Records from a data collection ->
····················
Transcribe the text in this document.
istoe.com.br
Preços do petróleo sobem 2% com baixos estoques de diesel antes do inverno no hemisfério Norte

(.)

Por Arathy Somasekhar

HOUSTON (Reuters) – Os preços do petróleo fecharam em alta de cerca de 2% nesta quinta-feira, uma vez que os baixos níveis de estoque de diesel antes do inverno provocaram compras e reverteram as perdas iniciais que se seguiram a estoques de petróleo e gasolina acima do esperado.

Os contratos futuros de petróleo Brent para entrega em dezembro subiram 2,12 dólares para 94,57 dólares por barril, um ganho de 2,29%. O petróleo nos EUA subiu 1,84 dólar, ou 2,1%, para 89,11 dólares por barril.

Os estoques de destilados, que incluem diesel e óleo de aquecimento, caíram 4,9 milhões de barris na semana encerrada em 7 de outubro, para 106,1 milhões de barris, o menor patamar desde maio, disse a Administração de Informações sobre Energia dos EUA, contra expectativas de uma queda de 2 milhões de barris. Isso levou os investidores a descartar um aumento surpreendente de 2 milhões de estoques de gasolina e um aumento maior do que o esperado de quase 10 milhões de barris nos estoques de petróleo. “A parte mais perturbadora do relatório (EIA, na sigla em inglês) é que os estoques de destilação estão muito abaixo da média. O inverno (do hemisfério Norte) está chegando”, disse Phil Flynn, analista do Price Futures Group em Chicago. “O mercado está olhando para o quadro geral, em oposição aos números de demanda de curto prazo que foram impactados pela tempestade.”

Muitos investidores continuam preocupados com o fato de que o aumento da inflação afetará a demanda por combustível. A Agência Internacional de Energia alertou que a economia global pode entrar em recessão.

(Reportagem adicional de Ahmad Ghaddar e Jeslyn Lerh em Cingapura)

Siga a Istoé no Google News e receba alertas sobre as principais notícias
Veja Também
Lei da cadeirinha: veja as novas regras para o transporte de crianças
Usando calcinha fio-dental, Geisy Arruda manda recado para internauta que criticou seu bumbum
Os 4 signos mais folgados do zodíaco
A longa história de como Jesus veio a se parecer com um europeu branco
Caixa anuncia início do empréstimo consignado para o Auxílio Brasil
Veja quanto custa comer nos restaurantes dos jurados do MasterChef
····················
DIRECTIONS FOR THIS TASK ->
Reproduce every entry shown above, precisely as it stands.

THE RESPONSE ->
Transcribe the text in this document.
istoe.com.br
Preços do petróleo sobem 2% com baixos estoques de diesel antes do inverno no hemisfério Norte

(.)

Por Arathy Somasekhar

HOUSTON (Reuters) – Os preços do petróleo fecharam em alta de cerca de 2% nesta quinta-feira, uma vez que os baixos níveis de estoque de diesel antes do inverno provocaram compras e reverteram as perdas iniciais que se seguiram a estoques de petróleo e gasolina acima do esperado.

Os contratos futuros de petróleo Brent para entrega em dezembro subiram 2,12 dólares para 94,57 dólares por barril, um ganho de 2,29%. O petróleo nos EUA subiu 1,84 dólar, ou 2,1%, para 89,11 dólares por barril.

Os estoques de destilados, que incluem diesel e óleo de aquecimento, caíram 4,9 milhões de barris na semana encerrada em 7 de outubro, para 106,1 milhões de barris, o menor patamar desde maio, disse a Administração de Informações sobre Energia dos EUA, contra expectativas de uma queda de 2 milhões de barris. Isso levou os investidores a descartar um aumento surpreendente de 2 milhões de estoques de gasolina e um aumento maior do que o esperado de quase 10 milhões de barris nos estoques de petróleo. “A parte mais perturbadora do relatório (EIA, na sigla em inglês) é que os estoques de destilação estão muito abaixo da média. O inverno (do hemisfério Norte) está chegando”, disse Phil Flynn, analista do Price Futures Group em Chicago. “O mercado está olhando para o quadro geral, em oposição aos números de demanda de curto prazo que foram impactados pela tempestade.”

Muitos investidores continuam preocupados com o fato de que o aumento da inflação afetará a demanda por combustível. A Agência Internacional de Energia alertou que a economia global pode entrar em recessão.

(Reportagem adicional de Ahmad Ghaddar e Jeslyn Lerh em Cingapura)

Siga a Istoé no Google News e receba alertas sobre as principais notícias
Veja Também
Lei da cadeirinha: veja as novas regras para o transporte de crianças
Usando calcinha fio-dental, Geisy Arruda manda recado para internauta que criticou seu bumbum
Os 4 signos mais folgados do zodíaco
A longa história de como Jesus veio a se parecer com um europeu branco
Caixa anuncia início do empréstimo consignado para o Auxílio Brasil
Veja quanto custa comer nos restaurantes dos jurados do MasterChef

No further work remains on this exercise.